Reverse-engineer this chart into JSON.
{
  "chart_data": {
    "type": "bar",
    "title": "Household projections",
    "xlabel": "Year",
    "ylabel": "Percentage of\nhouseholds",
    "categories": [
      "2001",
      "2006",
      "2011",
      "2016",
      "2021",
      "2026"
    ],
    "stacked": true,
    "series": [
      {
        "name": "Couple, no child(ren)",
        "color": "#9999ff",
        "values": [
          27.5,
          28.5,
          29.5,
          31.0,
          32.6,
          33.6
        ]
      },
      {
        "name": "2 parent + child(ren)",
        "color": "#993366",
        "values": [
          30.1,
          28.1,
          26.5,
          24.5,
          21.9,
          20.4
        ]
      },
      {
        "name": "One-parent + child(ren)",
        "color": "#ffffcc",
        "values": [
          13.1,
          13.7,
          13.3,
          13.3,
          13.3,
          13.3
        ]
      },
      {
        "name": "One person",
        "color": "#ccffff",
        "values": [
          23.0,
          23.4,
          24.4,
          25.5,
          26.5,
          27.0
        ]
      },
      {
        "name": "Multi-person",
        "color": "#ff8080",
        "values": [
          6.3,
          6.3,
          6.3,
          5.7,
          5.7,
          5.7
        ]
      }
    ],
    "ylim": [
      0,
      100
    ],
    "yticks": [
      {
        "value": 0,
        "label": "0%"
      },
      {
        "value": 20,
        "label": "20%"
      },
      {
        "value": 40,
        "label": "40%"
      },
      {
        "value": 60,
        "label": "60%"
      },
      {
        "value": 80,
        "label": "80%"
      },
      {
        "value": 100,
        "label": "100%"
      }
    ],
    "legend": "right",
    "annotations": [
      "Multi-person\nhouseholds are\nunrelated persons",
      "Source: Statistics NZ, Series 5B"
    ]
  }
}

..............................

▶ [Given problem] Go through the listing above and list every line that has the word "color".

▶ [Full output]
        "color": "#9999ff",
        "color": "#993366",
        "color": "#ffffcc",
        "color": "#ccffff",
        "color": "#ff8080",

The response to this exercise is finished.